WRITTEN TASK — Each entry must be given again exactly; images do not belong in the copy.

RECORD EXCERPTS —
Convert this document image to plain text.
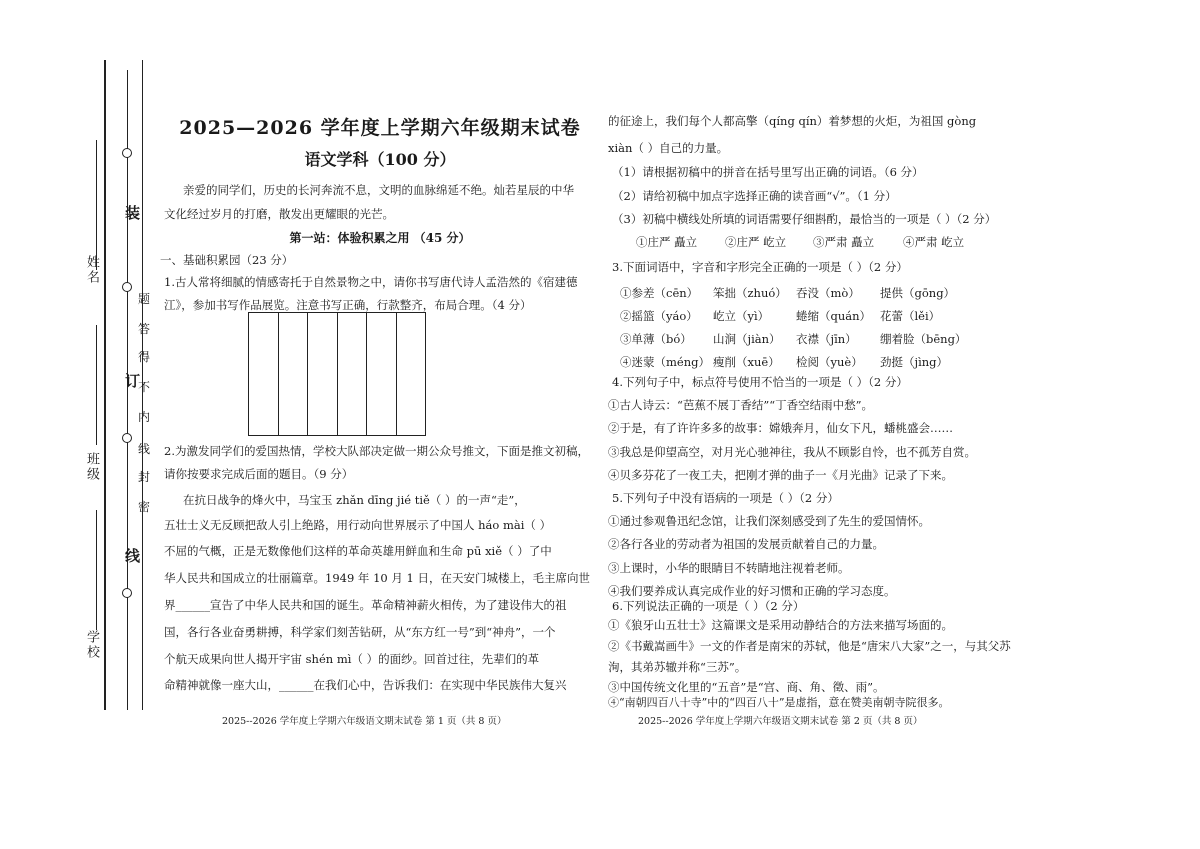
姓名
班级
学校
装
题
答
得
订
不
内
线
封
密
线
2025—2026 学年度上学期六年级期末试卷
语文学科（100 分）
亲爱的同学们，历史的长河奔流不息，文明的血脉绵延不绝。灿若星辰的中华
文化经过岁月的打磨，散发出更耀眼的光芒。
第一站：体验积累之用 （45 分）
一、基础积累园（23 分）
1.古人常将细腻的情感寄托于自然景物之中，请你书写唐代诗人孟浩然的《宿建德
江》，参加书写作品展览。注意书写正确，行款整齐，布局合理。（4 分）
2.为激发同学们的爱国热情，学校大队部决定做一期公众号推文，下面是推文初稿，
请你按要求完成后面的题目。（9 分）
在抗日战争的烽火中，马宝玉 zhǎn dīng jié tiě（ ）的一声“走”，
五壮士义无反顾把敌人引上绝路，用行动向世界展示了中国人 háo mài（ ）
不屈的气概，正是无数像他们这样的革命英雄用鲜血和生命 pū xiě（ ）了中
华人民共和国成立的壮丽篇章。1949 年 10 月 1 日，在天安门城楼上，毛主席向世
界______宣告了中华人民共和国的诞生。革命精神薪火相传，为了建设伟大的祖
国，各行各业奋勇耕搏，科学家们刻苦钻研，从“东方红一号”到“神舟”，一个
个航天成果向世人揭开宇宙 shén mì（ ）的面纱。回首过往，先辈们的革
命精神就像一座大山，______在我们心中，告诉我们：在实现中华民族伟大复兴
2025--2026 学年度上学期六年级语文期末试卷 第 1 页（共 8 页）
的征途上，我们每个人都高擎（qíng qín）着梦想的火炬，为祖国 gòng
xiàn（ ）自己的力量。
（1）请根据初稿中的拼音在括号里写出正确的词语。（6 分）
（2）请给初稿中加点字选择正确的读音画“√”。（1 分）
（3）初稿中横线处所填的词语需要仔细斟酌，最恰当的一项是（ ）（2 分）
①庄严 矗立 ②庄严 屹立 ③严肃 矗立	④严肃 屹立
3.下面词语中，字音和字形完全正确的一项是（ ）（2 分）
①参差（cēn） 笨拙（zhuó） 吞没（mò） 提供（gōng）
②摇篮（yáo） 屹立（yì） 蜷缩（quán） 花蕾（lěi）
③单薄（bó） 山涧（jiàn） 衣襟（jīn） 绷着脸（bēng）
④迷蒙（méng） 瘦削（xuē） 检阅（yuè） 劲挺（jìng）
4.下列句子中，标点符号使用不恰当的一项是（ ）（2 分）
①古人诗云：“芭蕉不展丁香结”“丁香空结雨中愁”。
②于是，有了许许多多的故事：嫦娥奔月，仙女下凡，蟠桃盛会……
③我总是仰望高空，对月光心驰神往，我从不顾影自怜，也不孤芳自赏。
④贝多芬花了一夜工夫，把刚才弹的曲子一《月光曲》记录了下来。
5.下列句子中没有语病的一项是（ ）（2 分）
①通过参观鲁迅纪念馆，让我们深刻感受到了先生的爱国情怀。
②各行各业的劳动者为祖国的发展贡献着自己的力量。
③上课时，小华的眼睛目不转睛地注视着老师。
④我们要养成认真完成作业的好习惯和正确的学习态度。
6.下列说法正确的一项是（ ）（2 分）
①《狼牙山五壮士》这篇课文是采用动静结合的方法来描写场面的。
②《书戴嵩画牛》一文的作者是南宋的苏轼，他是“唐宋八大家”之一，与其父苏
洵，其弟苏辙并称“三苏”。
③中国传统文化里的“五音”是“宫、商、角、徵、雨”。
④“南朝四百八十寺”中的“四百八十”是虚指，意在赞美南朝寺院很多。
2025--2026 学年度上学期六年级语文期末试卷 第 2 页（共 8 页）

CORRECT RESULT —
Convert this document image to plain text.
姓名
班级
学校
装
题
答
得
订
不
内
线
封
密
线
2025—2026 学年度上学期六年级期末试卷
语文学科（100 分）
亲爱的同学们，历史的长河奔流不息，文明的血脉绵延不绝。灿若星辰的中华
文化经过岁月的打磨，散发出更耀眼的光芒。
第一站：体验积累之用 （45 分）
一、基础积累园（23 分）
1.古人常将细腻的情感寄托于自然景物之中，请你书写唐代诗人孟浩然的《宿建德
江》，参加书写作品展览。注意书写正确，行款整齐，布局合理。（4 分）
2.为激发同学们的爱国热情，学校大队部决定做一期公众号推文，下面是推文初稿，
请你按要求完成后面的题目。（9 分）
在抗日战争的烽火中，马宝玉 zhǎn dīng jié tiě（ ）的一声“走”，
五壮士义无反顾把敌人引上绝路，用行动向世界展示了中国人 háo mài（ ）
不屈的气概，正是无数像他们这样的革命英雄用鲜血和生命 pū xiě（ ）了中
华人民共和国成立的壮丽篇章。1949 年 10 月 1 日，在天安门城楼上，毛主席向世
界______宣告了中华人民共和国的诞生。革命精神薪火相传，为了建设伟大的祖
国，各行各业奋勇耕搏，科学家们刻苦钻研，从“东方红一号”到“神舟”，一个
个航天成果向世人揭开宇宙 shén mì（ ）的面纱。回首过往，先辈们的革
命精神就像一座大山，______在我们心中，告诉我们：在实现中华民族伟大复兴
2025--2026 学年度上学期六年级语文期末试卷 第 1 页（共 8 页）
的征途上，我们每个人都高擎（qíng qín）着梦想的火炬，为祖国 gòng
xiàn（ ）自己的力量。
（1）请根据初稿中的拼音在括号里写出正确的词语。（6 分）
（2）请给初稿中加点字选择正确的读音画“√”。（1 分）
（3）初稿中横线处所填的词语需要仔细斟酌，最恰当的一项是（ ）（2 分）
①庄严 矗立 ②庄严 屹立 ③严肃 矗立	④严肃 屹立
3.下面词语中，字音和字形完全正确的一项是（ ）（2 分）
①参差（cēn） 笨拙（zhuó） 吞没（mò） 提供（gōng）
②摇篮（yáo） 屹立（yì） 蜷缩（quán） 花蕾（lěi）
③单薄（bó） 山涧（jiàn） 衣襟（jīn） 绷着脸（bēng）
④迷蒙（méng） 瘦削（xuē） 检阅（yuè） 劲挺（jìng）
4.下列句子中，标点符号使用不恰当的一项是（ ）（2 分）
①古人诗云：“芭蕉不展丁香结”“丁香空结雨中愁”。
②于是，有了许许多多的故事：嫦娥奔月，仙女下凡，蟠桃盛会……
③我总是仰望高空，对月光心驰神往，我从不顾影自怜，也不孤芳自赏。
④贝多芬花了一夜工夫，把刚才弹的曲子一《月光曲》记录了下来。
5.下列句子中没有语病的一项是（ ）（2 分）
①通过参观鲁迅纪念馆，让我们深刻感受到了先生的爱国情怀。
②各行各业的劳动者为祖国的发展贡献着自己的力量。
③上课时，小华的眼睛目不转睛地注视着老师。
④我们要养成认真完成作业的好习惯和正确的学习态度。
6.下列说法正确的一项是（ ）（2 分）
①《狼牙山五壮士》这篇课文是采用动静结合的方法来描写场面的。
②《书戴嵩画牛》一文的作者是南宋的苏轼，他是“唐宋八大家”之一，与其父苏
洵，其弟苏辙并称“三苏”。
③中国传统文化里的“五音”是“宫、商、角、徵、雨”。
④“南朝四百八十寺”中的“四百八十”是虚指，意在赞美南朝寺院很多。
2025--2026 学年度上学期六年级语文期末试卷 第 2 页（共 8 页）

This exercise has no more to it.